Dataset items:
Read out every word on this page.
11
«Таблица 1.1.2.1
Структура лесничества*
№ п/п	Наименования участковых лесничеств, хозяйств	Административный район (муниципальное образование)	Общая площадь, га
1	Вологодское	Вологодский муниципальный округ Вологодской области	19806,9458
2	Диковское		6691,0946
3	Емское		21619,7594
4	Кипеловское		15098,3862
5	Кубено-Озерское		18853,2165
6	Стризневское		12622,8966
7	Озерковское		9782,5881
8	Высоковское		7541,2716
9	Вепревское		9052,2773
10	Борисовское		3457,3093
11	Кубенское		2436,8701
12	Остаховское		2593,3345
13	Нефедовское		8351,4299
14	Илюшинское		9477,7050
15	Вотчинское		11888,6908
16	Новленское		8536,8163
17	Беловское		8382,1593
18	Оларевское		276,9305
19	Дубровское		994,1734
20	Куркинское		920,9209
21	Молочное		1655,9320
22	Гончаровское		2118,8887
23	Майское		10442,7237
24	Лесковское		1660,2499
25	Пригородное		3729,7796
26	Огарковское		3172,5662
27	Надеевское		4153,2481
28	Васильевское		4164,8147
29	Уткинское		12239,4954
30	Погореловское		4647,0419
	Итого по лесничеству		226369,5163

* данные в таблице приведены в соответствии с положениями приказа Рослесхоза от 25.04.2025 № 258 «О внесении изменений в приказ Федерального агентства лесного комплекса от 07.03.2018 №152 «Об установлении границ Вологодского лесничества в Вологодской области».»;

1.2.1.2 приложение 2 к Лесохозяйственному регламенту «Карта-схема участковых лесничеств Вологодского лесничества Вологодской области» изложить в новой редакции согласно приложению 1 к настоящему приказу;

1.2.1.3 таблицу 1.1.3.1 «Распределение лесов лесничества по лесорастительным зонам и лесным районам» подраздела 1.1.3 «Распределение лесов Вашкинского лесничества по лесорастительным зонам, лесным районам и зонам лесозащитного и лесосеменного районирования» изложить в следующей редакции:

- _THE EXERCISE_:
Write out the listing once more, matching it exactly.

- _ANSWER FOR THE TASK_:
Read out every word on this page.
11
«Таблица 1.1.2.1
Структура лесничества*
№ п/п	Наименования участковых лесничеств, хозяйств	Административный район (муниципальное образование)	Общая площадь, га
1	Вологодское	Вологодский муниципальный округ Вологодской области	19806,9458
2	Диковское		6691,0946
3	Емское		21619,7594
4	Кипеловское		15098,3862
5	Кубено-Озерское		18853,2165
6	Стризневское		12622,8966
7	Озерковское		9782,5881
8	Высоковское		7541,2716
9	Вепревское		9052,2773
10	Борисовское		3457,3093
11	Кубенское		2436,8701
12	Остаховское		2593,3345
13	Нефедовское		8351,4299
14	Илюшинское		9477,7050
15	Вотчинское		11888,6908
16	Новленское		8536,8163
17	Беловское		8382,1593
18	Оларевское		276,9305
19	Дубровское		994,1734
20	Куркинское		920,9209
21	Молочное		1655,9320
22	Гончаровское		2118,8887
23	Майское		10442,7237
24	Лесковское		1660,2499
25	Пригородное		3729,7796
26	Огарковское		3172,5662
27	Надеевское		4153,2481
28	Васильевское		4164,8147
29	Уткинское		12239,4954
30	Погореловское		4647,0419
	Итого по лесничеству		226369,5163

* данные в таблице приведены в соответствии с положениями приказа Рослесхоза от 25.04.2025 № 258 «О внесении изменений в приказ Федерального агентства лесного комплекса от 07.03.2018 №152 «Об установлении границ Вологодского лесничества в Вологодской области».»;

1.2.1.2 приложение 2 к Лесохозяйственному регламенту «Карта-схема участковых лесничеств Вологодского лесничества Вологодской области» изложить в новой редакции согласно приложению 1 к настоящему приказу;

1.2.1.3 таблицу 1.1.3.1 «Распределение лесов лесничества по лесорастительным зонам и лесным районам» подраздела 1.1.3 «Распределение лесов Вашкинского лесничества по лесорастительным зонам, лесным районам и зонам лесозащитного и лесосеменного районирования» изложить в следующей редакции:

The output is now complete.